## Given data
★ ★ ★ ★
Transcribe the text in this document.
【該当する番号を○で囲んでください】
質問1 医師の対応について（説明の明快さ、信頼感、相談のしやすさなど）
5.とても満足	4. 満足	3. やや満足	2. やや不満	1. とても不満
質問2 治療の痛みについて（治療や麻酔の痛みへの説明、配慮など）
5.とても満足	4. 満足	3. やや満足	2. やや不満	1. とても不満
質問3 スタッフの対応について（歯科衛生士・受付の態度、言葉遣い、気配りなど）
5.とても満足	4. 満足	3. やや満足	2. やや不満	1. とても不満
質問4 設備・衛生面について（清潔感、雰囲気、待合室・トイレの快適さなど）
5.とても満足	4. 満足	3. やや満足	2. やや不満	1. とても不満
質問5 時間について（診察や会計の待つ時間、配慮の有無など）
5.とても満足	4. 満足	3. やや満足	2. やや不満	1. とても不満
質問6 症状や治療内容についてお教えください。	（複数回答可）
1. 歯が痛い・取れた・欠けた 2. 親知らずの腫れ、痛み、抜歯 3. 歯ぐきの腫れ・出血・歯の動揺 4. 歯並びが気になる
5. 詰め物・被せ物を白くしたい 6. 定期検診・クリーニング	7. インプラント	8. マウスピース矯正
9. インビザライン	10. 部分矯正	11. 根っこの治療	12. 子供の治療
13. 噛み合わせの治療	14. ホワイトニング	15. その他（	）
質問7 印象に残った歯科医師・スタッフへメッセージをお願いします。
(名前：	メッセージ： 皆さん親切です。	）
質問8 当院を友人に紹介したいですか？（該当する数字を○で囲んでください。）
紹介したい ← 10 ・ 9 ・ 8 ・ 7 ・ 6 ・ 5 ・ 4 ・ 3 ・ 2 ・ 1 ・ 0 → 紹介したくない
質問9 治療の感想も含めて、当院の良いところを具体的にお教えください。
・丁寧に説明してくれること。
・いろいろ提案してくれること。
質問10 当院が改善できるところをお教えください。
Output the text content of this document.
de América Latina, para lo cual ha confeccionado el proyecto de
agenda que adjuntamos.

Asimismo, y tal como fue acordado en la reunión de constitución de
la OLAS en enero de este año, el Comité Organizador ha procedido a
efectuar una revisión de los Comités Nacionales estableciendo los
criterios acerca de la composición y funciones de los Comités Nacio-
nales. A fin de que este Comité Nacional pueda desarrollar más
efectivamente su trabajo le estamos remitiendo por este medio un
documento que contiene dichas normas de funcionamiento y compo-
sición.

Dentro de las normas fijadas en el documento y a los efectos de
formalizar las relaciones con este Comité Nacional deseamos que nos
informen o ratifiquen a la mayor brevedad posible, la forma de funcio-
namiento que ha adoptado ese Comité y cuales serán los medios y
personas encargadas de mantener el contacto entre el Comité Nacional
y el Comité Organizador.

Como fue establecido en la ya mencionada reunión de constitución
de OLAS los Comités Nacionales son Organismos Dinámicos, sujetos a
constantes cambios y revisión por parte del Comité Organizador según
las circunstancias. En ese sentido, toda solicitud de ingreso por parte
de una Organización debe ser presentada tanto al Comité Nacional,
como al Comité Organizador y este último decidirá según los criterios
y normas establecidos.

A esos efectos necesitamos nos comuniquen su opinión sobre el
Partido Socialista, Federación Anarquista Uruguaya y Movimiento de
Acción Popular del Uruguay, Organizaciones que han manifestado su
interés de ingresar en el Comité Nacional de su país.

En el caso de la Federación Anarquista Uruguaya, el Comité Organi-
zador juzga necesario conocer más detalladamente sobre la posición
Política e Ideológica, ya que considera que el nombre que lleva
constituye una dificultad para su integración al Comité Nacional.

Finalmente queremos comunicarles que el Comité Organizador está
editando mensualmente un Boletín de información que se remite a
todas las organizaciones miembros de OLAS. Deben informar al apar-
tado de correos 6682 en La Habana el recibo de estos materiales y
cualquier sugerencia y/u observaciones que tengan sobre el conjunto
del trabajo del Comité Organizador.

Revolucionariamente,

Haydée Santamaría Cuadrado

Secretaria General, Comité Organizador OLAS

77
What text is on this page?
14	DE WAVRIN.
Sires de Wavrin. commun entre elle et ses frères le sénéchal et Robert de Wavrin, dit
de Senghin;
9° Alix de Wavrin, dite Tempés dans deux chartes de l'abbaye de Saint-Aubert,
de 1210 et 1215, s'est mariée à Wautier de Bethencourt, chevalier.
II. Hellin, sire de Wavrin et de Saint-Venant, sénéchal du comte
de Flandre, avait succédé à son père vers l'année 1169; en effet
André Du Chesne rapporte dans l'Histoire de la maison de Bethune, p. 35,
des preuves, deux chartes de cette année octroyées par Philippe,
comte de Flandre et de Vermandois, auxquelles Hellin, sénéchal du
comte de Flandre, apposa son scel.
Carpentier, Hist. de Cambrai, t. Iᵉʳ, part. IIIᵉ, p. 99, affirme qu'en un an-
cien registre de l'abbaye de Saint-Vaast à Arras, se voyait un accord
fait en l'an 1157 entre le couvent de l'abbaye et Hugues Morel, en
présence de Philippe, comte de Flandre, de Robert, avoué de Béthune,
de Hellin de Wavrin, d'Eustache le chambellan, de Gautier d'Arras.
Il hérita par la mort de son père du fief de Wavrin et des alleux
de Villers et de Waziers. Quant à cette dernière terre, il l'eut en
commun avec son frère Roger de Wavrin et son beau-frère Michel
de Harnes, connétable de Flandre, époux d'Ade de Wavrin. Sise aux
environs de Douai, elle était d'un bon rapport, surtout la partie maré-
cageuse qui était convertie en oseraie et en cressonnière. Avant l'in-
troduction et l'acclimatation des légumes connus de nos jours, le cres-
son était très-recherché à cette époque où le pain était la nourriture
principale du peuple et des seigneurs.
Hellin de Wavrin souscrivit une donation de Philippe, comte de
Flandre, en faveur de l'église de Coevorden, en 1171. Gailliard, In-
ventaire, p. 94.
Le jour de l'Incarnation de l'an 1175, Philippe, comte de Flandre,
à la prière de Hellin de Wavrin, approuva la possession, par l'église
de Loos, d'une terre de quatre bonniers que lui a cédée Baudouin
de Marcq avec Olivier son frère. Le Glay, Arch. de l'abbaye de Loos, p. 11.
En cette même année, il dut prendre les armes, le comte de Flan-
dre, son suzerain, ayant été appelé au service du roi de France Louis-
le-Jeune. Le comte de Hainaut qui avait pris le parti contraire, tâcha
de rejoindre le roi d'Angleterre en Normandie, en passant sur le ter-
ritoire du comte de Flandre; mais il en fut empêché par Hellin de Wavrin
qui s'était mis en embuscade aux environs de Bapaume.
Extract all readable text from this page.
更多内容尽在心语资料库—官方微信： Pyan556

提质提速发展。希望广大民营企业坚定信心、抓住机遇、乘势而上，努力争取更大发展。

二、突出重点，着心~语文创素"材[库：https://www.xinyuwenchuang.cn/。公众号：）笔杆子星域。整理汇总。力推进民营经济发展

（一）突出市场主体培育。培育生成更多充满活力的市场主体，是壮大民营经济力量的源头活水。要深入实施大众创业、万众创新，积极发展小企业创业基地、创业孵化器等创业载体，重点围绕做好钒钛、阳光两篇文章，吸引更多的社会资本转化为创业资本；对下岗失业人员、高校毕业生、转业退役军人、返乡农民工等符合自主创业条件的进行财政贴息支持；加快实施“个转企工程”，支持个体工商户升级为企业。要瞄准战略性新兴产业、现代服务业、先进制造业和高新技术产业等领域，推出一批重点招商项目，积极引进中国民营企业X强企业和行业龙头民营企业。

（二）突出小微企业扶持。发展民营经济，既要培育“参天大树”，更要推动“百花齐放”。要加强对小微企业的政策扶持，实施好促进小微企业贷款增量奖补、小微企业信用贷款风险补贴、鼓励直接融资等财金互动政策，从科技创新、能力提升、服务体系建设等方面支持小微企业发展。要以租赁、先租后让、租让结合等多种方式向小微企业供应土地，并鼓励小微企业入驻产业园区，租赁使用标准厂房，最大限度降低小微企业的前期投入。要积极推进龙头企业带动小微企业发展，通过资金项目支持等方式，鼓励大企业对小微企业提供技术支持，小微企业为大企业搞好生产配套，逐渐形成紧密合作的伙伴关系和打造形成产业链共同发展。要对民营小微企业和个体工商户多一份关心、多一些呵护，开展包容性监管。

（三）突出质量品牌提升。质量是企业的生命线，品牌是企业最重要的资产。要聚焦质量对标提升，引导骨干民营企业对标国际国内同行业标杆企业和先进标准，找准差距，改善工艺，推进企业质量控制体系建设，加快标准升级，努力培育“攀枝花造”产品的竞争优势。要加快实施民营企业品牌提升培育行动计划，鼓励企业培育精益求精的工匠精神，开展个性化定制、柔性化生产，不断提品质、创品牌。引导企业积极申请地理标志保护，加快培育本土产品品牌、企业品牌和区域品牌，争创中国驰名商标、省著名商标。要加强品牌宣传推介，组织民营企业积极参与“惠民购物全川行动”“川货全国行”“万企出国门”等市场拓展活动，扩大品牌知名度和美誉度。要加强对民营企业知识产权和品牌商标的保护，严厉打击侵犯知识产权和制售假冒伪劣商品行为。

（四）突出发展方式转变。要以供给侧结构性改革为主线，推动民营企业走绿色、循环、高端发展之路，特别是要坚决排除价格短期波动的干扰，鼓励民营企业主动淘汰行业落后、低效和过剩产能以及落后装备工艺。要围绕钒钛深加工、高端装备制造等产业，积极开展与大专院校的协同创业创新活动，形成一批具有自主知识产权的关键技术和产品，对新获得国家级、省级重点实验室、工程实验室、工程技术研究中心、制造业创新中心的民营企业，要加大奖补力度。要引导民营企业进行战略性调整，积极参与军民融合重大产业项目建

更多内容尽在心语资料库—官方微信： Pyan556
★ ★ ★ ★
## Exercise requirements
Locate the word "según" in the data above. Copy every line carrying it.

## Exercise result
constantes cambios y revisión por parte del Comité Organizador según
como al Comité Organizador y este último decidirá según los criterios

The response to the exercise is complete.